═══ EXTRACTED DATA
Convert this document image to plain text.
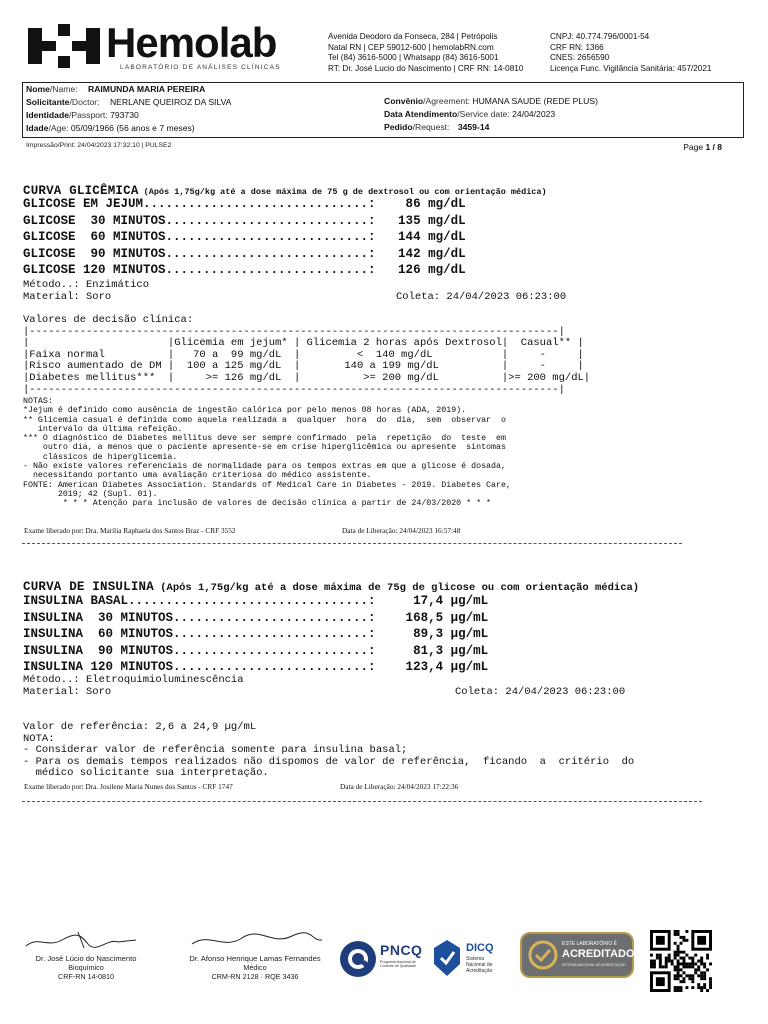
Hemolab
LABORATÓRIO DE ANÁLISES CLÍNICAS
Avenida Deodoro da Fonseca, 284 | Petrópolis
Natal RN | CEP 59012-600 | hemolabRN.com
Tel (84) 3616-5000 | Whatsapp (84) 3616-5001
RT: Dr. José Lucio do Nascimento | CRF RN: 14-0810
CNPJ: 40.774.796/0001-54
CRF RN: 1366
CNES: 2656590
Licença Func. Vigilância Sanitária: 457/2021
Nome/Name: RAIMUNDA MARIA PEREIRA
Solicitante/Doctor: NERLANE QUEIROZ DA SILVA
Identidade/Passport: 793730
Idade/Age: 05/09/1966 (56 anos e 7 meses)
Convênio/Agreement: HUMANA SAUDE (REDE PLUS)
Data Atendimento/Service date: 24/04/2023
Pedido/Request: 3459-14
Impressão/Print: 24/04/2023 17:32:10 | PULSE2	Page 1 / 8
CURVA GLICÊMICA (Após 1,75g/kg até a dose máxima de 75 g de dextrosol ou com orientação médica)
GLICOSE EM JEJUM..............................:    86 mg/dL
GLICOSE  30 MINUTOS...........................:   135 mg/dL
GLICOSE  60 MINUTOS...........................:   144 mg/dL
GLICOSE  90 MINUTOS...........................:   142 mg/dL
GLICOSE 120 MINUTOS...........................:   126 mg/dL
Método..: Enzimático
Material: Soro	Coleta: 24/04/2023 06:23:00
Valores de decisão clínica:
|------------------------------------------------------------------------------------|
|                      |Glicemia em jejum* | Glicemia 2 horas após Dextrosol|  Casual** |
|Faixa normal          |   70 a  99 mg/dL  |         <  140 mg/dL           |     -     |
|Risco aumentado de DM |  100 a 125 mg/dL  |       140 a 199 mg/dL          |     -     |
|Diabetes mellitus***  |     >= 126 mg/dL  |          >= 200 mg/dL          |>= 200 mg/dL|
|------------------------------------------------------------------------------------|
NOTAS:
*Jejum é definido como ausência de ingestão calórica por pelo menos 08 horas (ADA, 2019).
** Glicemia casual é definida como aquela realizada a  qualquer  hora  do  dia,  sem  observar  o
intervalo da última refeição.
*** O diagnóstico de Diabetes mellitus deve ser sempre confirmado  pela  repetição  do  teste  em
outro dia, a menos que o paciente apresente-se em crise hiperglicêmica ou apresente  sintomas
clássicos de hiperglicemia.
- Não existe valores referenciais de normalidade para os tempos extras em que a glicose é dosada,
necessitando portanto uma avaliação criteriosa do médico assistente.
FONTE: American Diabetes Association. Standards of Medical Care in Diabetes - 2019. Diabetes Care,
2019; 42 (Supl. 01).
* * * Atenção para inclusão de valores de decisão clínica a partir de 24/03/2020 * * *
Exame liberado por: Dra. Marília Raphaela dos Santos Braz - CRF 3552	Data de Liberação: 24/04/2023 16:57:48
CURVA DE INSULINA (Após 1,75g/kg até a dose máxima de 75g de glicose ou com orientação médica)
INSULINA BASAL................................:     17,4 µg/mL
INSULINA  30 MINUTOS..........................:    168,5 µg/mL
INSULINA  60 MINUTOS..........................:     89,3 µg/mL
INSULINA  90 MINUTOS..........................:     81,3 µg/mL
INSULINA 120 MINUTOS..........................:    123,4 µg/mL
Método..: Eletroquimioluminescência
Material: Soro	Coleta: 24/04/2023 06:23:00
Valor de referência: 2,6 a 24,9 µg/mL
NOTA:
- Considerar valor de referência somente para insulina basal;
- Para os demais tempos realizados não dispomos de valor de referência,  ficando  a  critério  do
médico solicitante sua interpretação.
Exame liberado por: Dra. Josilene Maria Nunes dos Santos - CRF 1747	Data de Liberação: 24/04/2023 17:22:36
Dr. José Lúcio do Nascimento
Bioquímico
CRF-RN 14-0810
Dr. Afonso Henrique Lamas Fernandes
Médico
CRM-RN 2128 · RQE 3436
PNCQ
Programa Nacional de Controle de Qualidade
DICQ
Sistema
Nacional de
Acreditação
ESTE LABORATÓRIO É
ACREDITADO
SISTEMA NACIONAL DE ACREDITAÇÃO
══════
## GOAL
Using the listing, collect all lines in which the string "CURVA" is found.

## TASK ANSWER
CURVA GLICÊMICA (Após 1,75g/kg até a dose máxima de 75 g de dextrosol ou com orientação médica)
CURVA DE INSULINA (Após 1,75g/kg até a dose máxima de 75g de glicose ou com orientação médica)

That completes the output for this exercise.